● Lines of data
• • • •

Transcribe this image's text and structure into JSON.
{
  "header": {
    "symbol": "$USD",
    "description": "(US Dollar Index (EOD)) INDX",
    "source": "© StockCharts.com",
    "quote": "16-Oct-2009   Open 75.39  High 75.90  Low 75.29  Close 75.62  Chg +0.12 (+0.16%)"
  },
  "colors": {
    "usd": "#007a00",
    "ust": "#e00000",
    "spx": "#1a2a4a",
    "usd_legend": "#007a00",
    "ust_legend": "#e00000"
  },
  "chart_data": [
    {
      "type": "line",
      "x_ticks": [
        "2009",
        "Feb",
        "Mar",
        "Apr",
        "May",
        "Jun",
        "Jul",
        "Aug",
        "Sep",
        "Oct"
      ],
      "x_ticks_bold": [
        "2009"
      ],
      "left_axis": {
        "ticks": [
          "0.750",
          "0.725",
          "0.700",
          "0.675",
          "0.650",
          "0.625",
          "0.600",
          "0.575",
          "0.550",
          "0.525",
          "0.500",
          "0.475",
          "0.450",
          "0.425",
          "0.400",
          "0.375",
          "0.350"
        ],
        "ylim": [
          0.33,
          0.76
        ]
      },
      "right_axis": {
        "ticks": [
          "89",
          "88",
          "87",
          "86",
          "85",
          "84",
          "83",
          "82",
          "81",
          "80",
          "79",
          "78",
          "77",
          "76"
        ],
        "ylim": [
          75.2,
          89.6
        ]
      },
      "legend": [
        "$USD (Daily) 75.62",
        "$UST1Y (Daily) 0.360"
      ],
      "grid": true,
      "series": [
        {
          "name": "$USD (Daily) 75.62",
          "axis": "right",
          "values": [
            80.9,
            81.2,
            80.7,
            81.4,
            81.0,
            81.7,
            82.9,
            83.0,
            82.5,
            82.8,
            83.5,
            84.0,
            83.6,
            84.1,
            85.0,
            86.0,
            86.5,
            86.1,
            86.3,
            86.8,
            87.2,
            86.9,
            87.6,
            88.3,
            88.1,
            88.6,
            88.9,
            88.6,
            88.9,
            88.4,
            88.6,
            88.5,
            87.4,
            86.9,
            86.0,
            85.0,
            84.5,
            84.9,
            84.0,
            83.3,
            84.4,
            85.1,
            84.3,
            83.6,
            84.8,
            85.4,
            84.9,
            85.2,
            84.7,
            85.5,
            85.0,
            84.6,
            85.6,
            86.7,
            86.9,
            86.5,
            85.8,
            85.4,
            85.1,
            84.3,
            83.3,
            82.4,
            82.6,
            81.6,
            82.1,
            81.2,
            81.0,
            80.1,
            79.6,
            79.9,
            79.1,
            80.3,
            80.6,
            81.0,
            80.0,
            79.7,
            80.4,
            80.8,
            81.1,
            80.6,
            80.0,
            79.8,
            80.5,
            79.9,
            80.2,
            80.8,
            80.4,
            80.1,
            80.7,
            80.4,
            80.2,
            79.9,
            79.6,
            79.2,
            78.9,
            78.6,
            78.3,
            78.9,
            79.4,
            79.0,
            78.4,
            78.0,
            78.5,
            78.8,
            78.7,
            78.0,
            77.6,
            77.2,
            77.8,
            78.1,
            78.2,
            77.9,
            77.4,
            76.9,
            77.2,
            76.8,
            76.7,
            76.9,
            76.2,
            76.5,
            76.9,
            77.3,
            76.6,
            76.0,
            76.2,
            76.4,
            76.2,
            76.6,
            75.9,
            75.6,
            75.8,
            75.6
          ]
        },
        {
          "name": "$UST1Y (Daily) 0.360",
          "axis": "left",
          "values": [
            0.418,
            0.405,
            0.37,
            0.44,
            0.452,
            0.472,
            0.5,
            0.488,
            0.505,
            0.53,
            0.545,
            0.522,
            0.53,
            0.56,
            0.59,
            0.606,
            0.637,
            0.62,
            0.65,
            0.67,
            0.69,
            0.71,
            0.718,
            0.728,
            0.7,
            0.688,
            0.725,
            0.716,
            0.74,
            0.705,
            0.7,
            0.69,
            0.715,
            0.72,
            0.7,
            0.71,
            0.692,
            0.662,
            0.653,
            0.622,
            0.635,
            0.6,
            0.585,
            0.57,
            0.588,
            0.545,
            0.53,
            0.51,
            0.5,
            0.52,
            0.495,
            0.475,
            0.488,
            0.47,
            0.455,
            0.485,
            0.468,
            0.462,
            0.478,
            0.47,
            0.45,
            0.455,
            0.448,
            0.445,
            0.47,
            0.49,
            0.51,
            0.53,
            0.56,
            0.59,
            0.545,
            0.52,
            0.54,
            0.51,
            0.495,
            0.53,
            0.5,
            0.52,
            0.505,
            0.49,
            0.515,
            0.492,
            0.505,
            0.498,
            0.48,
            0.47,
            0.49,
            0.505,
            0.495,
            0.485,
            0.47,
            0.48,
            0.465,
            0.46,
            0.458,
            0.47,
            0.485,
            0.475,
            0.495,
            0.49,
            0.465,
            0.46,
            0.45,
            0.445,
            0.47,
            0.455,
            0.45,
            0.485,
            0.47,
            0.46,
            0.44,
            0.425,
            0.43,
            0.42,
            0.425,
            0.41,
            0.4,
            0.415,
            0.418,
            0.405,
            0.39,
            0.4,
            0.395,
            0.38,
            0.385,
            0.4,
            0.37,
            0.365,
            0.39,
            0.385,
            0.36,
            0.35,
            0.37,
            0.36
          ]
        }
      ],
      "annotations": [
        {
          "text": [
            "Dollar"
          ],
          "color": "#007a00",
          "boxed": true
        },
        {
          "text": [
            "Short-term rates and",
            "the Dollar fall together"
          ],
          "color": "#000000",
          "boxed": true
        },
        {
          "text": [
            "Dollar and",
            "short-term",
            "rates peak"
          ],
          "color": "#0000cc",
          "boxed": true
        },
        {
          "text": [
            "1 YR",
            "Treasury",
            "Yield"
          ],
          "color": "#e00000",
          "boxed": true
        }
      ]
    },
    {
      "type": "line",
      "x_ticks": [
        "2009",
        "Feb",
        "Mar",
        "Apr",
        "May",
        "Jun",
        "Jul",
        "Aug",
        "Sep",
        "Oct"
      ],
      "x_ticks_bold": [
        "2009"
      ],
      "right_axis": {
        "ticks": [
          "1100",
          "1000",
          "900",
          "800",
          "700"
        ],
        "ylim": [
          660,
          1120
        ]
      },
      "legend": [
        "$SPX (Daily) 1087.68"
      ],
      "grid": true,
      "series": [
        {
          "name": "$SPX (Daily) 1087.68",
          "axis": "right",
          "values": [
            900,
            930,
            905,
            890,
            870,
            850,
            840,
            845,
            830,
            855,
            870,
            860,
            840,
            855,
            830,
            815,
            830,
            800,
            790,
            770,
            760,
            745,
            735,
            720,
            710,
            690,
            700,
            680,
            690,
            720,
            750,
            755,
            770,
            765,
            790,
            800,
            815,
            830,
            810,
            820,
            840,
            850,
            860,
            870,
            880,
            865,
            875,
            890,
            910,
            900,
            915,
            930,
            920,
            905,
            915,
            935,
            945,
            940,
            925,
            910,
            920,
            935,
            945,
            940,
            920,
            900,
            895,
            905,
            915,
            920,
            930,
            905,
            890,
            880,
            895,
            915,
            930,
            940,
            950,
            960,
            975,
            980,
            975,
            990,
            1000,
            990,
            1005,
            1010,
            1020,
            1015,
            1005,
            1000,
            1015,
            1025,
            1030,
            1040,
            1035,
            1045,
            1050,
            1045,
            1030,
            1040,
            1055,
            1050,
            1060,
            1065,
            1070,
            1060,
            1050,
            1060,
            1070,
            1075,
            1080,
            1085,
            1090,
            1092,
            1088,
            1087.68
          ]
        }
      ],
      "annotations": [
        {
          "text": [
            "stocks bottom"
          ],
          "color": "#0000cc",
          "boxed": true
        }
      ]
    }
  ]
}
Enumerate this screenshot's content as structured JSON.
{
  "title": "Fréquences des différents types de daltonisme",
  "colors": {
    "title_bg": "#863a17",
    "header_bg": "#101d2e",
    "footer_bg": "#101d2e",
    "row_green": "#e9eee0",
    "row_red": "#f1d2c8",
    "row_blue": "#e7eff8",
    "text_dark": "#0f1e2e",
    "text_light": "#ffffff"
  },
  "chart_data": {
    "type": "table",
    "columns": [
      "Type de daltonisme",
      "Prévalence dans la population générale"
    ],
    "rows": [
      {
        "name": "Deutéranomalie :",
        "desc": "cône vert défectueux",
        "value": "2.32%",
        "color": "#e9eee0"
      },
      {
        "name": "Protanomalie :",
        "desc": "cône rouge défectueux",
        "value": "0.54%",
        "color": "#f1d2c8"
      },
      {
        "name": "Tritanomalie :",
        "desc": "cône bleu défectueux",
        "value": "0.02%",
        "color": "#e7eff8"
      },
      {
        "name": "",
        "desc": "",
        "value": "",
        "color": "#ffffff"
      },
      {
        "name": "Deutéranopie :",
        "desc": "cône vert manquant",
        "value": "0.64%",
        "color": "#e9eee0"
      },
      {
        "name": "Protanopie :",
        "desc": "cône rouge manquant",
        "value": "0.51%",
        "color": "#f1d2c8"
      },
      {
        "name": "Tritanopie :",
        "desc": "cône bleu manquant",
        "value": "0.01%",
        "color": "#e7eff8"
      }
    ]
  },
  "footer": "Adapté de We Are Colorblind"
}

• • • •

Write out exactly the lines from the line holding "Enumerate this screenshot's" through the last line of the data, and nothing besides those lines.

Enumerate this screenshot's content as structured JSON.
{
  "title": "Fréquences des différents types de daltonisme",
  "colors": {
    "title_bg": "#863a17",
    "header_bg": "#101d2e",
    "footer_bg": "#101d2e",
    "row_green": "#e9eee0",
    "row_red": "#f1d2c8",
    "row_blue": "#e7eff8",
    "text_dark": "#0f1e2e",
    "text_light": "#ffffff"
  },
  "chart_data": {
    "type": "table",
    "columns": [
      "Type de daltonisme",
      "Prévalence dans la population générale"
    ],
    "rows": [
      {
        "name": "Deutéranomalie :",
        "desc": "cône vert défectueux",
        "value": "2.32%",
        "color": "#e9eee0"
      },
      {
        "name": "Protanomalie :",
        "desc": "cône rouge défectueux",
        "value": "0.54%",
        "color": "#f1d2c8"
      },
      {
        "name": "Tritanomalie :",
        "desc": "cône bleu défectueux",
        "value": "0.02%",
        "color": "#e7eff8"
      },
      {
        "name": "",
        "desc": "",
        "value": "",
        "color": "#ffffff"
      },
      {
        "name": "Deutéranopie :",
        "desc": "cône vert manquant",
        "value": "0.64%",
        "color": "#e9eee0"
      },
      {
        "name": "Protanopie :",
        "desc": "cône rouge manquant",
        "value": "0.51%",
        "color": "#f1d2c8"
      },
      {
        "name": "Tritanopie :",
        "desc": "cône bleu manquant",
        "value": "0.01%",
        "color": "#e7eff8"
      }
    ]
  },
  "footer": "Adapté de We Are Colorblind"
}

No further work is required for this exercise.